# [Goal of the exercise]
Skipping all images, output the listing word for word.

# [Information]
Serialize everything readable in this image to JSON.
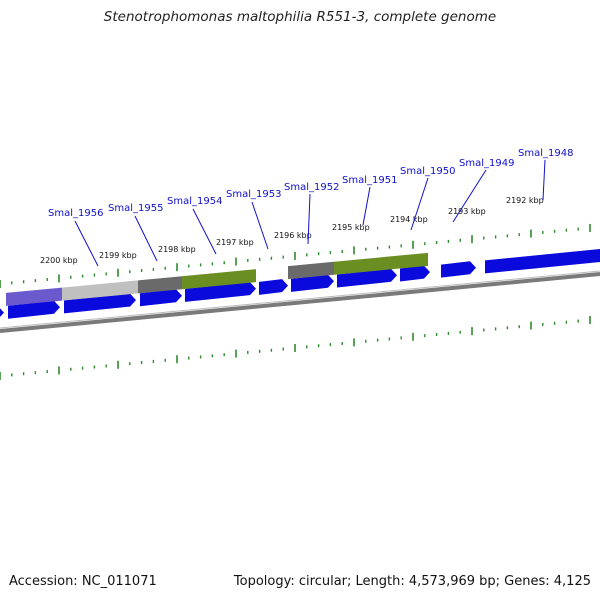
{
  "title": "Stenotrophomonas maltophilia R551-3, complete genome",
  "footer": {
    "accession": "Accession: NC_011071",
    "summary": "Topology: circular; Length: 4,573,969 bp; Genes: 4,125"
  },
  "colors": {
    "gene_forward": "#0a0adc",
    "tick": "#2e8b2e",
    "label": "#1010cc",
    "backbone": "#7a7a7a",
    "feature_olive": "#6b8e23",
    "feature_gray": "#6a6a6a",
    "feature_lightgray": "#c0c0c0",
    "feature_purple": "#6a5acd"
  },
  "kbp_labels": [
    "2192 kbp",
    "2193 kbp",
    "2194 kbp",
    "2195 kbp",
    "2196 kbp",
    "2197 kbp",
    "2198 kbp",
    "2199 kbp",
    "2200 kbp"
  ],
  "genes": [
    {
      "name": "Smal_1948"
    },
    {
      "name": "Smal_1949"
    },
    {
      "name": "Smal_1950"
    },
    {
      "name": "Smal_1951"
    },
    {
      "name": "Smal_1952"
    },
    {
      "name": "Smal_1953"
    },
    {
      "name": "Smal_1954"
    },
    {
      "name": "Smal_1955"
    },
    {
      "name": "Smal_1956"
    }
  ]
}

# [Answer for this exercise]
Serialize everything readable in this image to JSON.
{
  "title": "Stenotrophomonas maltophilia R551-3, complete genome",
  "footer": {
    "accession": "Accession: NC_011071",
    "summary": "Topology: circular; Length: 4,573,969 bp; Genes: 4,125"
  },
  "colors": {
    "gene_forward": "#0a0adc",
    "tick": "#2e8b2e",
    "label": "#1010cc",
    "backbone": "#7a7a7a",
    "feature_olive": "#6b8e23",
    "feature_gray": "#6a6a6a",
    "feature_lightgray": "#c0c0c0",
    "feature_purple": "#6a5acd"
  },
  "kbp_labels": [
    "2192 kbp",
    "2193 kbp",
    "2194 kbp",
    "2195 kbp",
    "2196 kbp",
    "2197 kbp",
    "2198 kbp",
    "2199 kbp",
    "2200 kbp"
  ],
  "genes": [
    {
      "name": "Smal_1948"
    },
    {
      "name": "Smal_1949"
    },
    {
      "name": "Smal_1950"
    },
    {
      "name": "Smal_1951"
    },
    {
      "name": "Smal_1952"
    },
    {
      "name": "Smal_1953"
    },
    {
      "name": "Smal_1954"
    },
    {
      "name": "Smal_1955"
    },
    {
      "name": "Smal_1956"
    }
  ]
}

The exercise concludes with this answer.